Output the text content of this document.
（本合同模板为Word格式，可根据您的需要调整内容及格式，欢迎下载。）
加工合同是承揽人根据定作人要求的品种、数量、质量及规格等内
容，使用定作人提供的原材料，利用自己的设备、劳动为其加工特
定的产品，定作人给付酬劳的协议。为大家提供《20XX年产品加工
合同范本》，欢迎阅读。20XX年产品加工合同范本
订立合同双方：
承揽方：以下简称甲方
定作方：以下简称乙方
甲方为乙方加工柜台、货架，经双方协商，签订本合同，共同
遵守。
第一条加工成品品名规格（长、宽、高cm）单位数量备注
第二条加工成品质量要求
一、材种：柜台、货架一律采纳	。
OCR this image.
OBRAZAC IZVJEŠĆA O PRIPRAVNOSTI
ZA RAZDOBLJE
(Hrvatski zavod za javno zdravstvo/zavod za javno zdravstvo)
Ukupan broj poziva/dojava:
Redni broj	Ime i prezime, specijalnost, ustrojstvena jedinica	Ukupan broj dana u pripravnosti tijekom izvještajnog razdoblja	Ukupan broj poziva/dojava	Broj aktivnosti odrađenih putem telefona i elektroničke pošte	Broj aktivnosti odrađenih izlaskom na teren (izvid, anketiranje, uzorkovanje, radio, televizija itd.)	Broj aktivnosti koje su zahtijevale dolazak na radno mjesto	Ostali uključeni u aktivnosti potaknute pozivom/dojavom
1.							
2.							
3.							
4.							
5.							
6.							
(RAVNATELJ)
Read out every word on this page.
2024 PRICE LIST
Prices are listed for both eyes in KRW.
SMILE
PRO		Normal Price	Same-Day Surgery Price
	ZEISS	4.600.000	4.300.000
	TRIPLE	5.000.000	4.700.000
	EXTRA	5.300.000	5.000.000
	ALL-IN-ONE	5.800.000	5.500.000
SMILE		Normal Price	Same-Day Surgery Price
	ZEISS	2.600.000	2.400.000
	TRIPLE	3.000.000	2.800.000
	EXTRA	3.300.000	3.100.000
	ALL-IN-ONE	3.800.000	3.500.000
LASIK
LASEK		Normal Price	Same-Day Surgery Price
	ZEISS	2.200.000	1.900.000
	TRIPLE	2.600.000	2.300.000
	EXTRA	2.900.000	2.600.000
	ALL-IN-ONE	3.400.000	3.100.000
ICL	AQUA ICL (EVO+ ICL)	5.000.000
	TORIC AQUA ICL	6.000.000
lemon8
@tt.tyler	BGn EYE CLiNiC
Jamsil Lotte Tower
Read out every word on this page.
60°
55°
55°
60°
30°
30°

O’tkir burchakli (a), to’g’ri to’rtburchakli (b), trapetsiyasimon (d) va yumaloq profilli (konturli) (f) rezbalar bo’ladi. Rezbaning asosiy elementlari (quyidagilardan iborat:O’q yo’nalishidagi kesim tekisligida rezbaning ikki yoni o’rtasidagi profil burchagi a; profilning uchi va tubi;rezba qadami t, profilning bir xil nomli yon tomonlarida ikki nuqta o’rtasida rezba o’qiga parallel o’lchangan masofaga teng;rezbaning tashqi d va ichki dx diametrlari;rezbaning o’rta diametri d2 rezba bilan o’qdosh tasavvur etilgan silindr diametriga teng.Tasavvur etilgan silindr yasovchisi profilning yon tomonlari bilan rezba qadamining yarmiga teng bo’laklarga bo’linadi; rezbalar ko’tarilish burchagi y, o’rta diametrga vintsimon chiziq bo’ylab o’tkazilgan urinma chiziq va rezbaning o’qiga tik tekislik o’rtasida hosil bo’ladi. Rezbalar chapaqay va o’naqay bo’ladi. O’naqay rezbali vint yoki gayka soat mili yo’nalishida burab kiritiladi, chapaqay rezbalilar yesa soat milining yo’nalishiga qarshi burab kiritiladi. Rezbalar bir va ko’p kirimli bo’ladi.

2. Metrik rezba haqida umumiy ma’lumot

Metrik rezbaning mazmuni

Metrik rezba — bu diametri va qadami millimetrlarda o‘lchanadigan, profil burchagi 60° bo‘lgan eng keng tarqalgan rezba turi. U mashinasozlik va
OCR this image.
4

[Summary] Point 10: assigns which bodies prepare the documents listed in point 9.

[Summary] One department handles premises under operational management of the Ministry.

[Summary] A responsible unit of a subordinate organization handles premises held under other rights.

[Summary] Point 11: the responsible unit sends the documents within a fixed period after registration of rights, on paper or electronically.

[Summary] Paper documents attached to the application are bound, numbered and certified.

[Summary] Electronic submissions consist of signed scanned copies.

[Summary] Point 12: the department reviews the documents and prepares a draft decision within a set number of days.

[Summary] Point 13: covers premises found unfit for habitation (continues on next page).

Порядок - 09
┄┄┄┄┄┄
• [PROBLEM DESCRIPTION]
How many lines of the data hold the string "Point"? Reply with the number alone.

• [REPLY]
4